======== Stored records

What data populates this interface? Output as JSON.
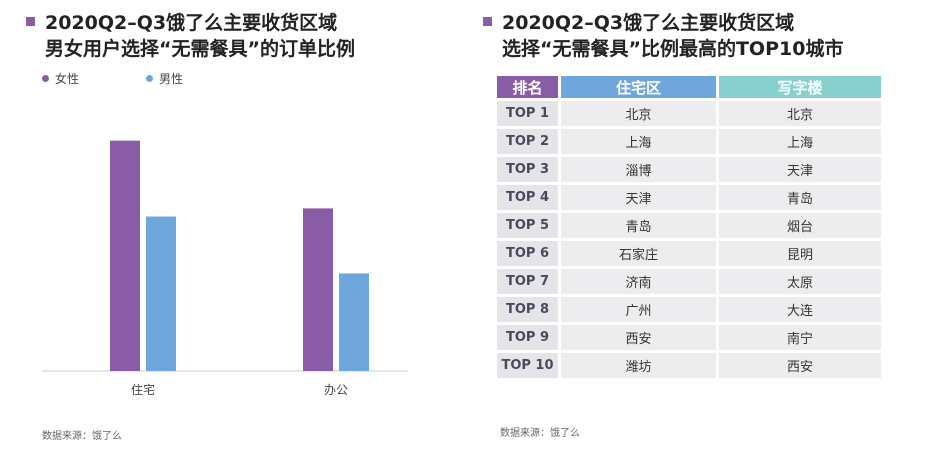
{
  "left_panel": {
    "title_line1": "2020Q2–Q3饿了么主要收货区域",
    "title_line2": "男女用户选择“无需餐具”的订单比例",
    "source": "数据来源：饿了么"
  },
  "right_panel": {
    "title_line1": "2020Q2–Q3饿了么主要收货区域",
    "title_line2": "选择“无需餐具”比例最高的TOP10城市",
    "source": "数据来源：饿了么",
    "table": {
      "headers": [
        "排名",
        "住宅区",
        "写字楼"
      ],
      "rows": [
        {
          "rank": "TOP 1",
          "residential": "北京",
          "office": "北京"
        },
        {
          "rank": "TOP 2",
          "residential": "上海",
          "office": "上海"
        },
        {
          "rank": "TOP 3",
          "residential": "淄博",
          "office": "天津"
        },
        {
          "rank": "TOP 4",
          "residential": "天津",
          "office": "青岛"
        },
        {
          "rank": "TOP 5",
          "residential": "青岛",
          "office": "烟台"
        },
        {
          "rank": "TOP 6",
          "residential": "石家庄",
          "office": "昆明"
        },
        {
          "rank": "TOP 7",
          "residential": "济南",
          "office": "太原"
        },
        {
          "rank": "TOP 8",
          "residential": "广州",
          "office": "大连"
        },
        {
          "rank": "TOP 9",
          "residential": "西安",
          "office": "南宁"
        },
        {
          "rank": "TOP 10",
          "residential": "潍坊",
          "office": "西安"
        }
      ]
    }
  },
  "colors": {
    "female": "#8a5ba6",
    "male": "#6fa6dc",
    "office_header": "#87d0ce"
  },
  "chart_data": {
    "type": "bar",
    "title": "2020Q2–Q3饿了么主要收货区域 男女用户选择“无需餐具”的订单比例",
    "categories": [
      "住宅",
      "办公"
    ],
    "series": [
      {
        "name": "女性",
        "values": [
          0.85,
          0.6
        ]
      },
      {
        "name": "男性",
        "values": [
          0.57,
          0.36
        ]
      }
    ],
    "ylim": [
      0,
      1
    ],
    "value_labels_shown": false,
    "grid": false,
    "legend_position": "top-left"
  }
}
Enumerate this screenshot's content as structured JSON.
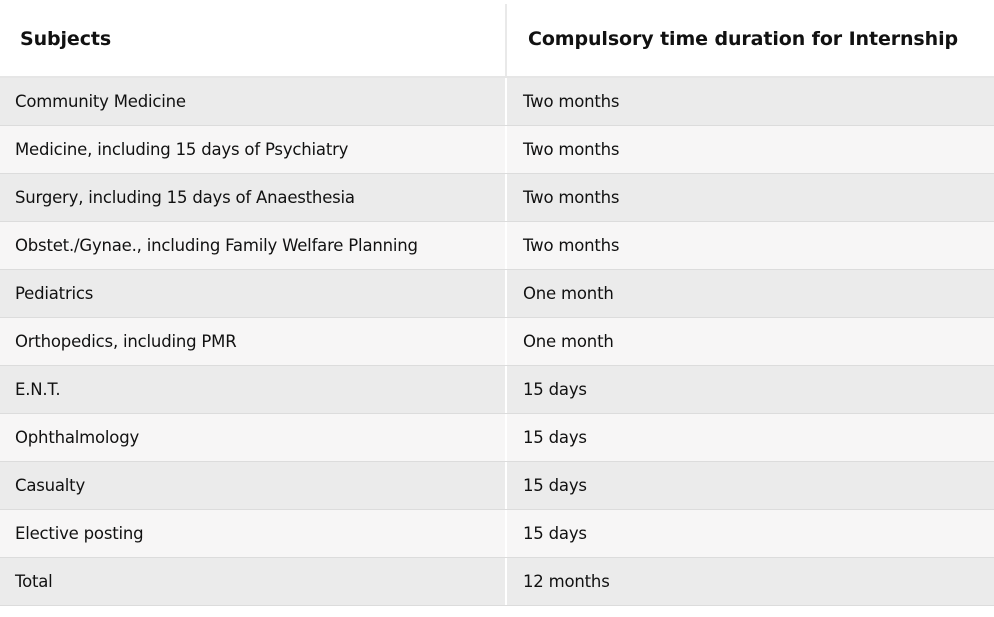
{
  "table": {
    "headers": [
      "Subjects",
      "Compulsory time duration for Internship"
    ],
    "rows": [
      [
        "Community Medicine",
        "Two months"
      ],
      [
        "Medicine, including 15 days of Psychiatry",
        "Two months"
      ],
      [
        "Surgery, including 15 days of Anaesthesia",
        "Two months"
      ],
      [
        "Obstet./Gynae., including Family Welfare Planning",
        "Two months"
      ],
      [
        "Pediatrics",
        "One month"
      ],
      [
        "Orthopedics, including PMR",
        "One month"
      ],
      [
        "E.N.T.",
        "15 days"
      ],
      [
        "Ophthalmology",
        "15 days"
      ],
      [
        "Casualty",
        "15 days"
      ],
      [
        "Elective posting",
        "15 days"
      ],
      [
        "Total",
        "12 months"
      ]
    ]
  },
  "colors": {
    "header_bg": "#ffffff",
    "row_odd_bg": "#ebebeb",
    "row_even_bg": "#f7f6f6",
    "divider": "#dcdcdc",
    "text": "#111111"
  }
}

================
======== Stored records

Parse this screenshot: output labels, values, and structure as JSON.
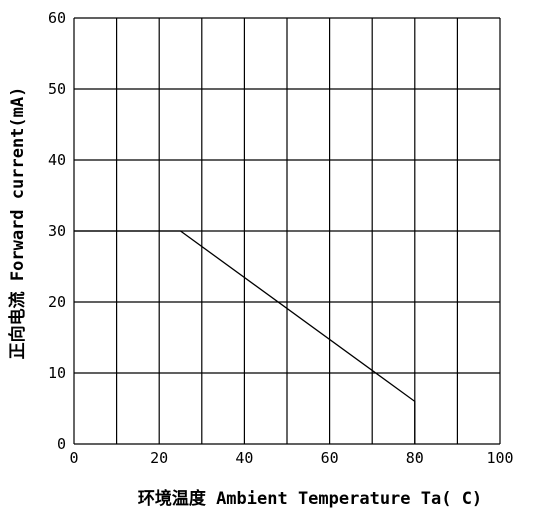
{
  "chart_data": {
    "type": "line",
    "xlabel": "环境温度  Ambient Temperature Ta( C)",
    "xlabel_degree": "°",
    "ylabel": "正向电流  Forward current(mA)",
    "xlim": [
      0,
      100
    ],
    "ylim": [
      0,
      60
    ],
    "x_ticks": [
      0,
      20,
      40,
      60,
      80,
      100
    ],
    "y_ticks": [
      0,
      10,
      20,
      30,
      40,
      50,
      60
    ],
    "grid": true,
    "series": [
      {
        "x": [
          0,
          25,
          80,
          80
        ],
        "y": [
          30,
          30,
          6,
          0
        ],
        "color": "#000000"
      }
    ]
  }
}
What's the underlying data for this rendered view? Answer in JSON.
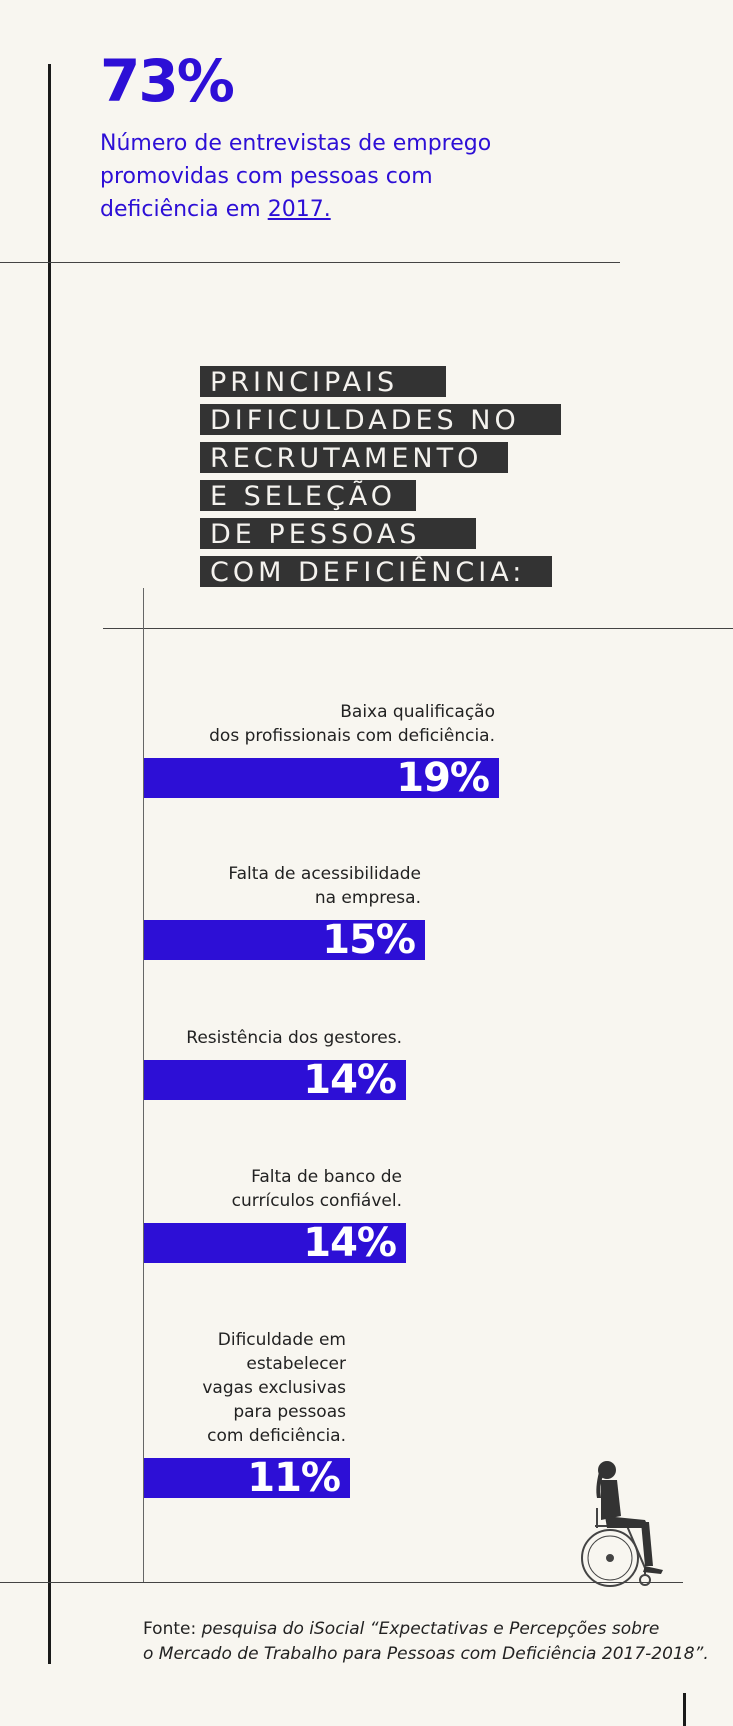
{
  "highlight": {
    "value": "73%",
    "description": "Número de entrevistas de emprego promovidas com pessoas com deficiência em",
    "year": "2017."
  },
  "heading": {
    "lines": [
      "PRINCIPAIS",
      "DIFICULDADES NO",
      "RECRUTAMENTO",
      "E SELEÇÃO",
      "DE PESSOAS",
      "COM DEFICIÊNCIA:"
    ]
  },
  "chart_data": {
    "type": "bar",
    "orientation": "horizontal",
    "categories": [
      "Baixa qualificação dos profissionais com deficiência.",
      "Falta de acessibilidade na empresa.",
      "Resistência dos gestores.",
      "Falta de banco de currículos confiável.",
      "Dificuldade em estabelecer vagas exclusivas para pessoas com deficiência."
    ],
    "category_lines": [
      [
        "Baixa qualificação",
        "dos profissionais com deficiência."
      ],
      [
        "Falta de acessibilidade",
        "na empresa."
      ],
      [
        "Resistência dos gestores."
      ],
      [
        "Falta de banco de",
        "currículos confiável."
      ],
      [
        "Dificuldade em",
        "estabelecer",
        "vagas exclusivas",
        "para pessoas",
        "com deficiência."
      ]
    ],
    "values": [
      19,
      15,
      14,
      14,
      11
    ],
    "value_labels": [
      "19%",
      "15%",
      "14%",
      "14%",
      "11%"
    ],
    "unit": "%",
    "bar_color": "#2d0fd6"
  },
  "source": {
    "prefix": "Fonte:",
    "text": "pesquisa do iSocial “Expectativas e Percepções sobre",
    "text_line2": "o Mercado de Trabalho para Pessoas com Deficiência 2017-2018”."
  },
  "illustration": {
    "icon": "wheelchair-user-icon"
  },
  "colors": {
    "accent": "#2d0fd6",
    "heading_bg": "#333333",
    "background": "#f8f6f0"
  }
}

================
======== Stored records

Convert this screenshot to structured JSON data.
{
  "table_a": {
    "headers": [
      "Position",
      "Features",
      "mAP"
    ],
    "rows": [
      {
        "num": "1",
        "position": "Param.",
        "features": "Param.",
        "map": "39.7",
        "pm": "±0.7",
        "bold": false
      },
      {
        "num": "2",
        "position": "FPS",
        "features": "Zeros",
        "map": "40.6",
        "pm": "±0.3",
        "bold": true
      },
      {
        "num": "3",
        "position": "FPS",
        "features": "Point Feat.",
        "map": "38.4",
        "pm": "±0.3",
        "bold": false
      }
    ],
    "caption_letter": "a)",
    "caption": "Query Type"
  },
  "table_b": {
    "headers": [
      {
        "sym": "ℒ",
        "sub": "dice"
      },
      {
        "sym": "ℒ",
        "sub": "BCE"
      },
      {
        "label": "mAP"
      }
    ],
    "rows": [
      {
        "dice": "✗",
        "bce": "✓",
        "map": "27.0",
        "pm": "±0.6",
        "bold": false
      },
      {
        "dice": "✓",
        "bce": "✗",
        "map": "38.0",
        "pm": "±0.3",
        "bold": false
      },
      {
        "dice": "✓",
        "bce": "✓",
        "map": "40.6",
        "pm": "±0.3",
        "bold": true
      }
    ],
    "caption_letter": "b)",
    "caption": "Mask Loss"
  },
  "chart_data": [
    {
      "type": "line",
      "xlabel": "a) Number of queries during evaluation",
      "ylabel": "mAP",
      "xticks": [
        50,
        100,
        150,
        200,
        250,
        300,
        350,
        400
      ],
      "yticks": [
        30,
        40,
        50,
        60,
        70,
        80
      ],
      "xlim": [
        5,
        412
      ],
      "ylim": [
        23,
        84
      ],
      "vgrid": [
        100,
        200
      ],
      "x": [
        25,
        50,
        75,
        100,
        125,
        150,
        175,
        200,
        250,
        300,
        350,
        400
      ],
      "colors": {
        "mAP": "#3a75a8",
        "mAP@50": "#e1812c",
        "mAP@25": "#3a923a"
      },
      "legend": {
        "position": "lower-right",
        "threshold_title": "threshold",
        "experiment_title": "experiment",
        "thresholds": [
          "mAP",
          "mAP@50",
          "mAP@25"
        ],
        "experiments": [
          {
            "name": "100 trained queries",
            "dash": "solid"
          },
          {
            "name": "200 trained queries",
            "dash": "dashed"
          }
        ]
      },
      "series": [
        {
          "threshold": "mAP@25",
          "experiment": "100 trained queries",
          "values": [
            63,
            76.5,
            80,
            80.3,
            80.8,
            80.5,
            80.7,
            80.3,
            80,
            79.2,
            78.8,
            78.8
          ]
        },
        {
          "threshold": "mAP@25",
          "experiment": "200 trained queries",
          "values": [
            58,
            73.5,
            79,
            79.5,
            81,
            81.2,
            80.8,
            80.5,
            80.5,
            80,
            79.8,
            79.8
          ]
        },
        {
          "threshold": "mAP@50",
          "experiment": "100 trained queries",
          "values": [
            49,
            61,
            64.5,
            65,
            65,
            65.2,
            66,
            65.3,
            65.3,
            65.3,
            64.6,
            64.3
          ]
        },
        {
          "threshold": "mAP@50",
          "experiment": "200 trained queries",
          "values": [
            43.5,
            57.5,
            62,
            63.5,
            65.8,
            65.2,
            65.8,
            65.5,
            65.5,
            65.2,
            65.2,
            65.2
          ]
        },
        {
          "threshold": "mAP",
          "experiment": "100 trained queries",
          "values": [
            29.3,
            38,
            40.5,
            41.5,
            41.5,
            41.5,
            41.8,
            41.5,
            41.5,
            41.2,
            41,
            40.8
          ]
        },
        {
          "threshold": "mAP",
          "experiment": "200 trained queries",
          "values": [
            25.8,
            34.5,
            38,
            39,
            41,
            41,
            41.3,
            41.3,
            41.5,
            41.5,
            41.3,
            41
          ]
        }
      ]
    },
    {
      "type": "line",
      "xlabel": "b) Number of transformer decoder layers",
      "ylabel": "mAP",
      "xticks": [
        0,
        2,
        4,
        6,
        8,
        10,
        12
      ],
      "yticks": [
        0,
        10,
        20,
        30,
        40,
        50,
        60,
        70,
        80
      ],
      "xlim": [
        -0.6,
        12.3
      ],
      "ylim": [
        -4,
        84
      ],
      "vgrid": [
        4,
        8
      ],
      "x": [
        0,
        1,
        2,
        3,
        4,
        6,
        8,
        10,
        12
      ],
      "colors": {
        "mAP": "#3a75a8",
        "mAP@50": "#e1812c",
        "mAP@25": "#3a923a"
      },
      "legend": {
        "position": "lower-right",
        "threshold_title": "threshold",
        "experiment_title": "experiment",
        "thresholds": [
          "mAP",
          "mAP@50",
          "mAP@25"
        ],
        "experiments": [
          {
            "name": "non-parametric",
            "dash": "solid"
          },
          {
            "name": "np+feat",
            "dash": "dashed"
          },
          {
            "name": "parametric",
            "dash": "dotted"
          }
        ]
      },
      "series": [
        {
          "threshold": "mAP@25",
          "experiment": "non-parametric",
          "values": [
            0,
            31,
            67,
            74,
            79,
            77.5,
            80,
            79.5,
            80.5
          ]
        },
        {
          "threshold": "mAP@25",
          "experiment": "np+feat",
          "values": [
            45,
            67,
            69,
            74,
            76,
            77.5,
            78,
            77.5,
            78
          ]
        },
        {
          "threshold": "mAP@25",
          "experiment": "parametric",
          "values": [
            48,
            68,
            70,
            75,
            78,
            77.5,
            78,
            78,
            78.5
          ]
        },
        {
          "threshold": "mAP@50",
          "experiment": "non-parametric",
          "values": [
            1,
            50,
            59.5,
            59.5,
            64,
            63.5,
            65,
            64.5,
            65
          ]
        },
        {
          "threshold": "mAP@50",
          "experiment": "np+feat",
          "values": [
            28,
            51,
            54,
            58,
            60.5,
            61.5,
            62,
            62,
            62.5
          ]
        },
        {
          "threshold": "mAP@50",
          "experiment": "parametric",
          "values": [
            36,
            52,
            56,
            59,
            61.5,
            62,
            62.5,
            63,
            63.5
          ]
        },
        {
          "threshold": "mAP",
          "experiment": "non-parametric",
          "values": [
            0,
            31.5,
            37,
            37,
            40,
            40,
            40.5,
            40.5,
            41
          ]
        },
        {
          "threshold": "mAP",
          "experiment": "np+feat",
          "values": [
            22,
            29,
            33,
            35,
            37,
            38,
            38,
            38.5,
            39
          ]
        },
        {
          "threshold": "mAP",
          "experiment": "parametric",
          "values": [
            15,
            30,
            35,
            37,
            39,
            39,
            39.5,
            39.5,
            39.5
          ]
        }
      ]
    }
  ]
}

================

■ Set problem
Only a number is wanted: how many lines of the material above hold "Falta"?

■ Complete response
4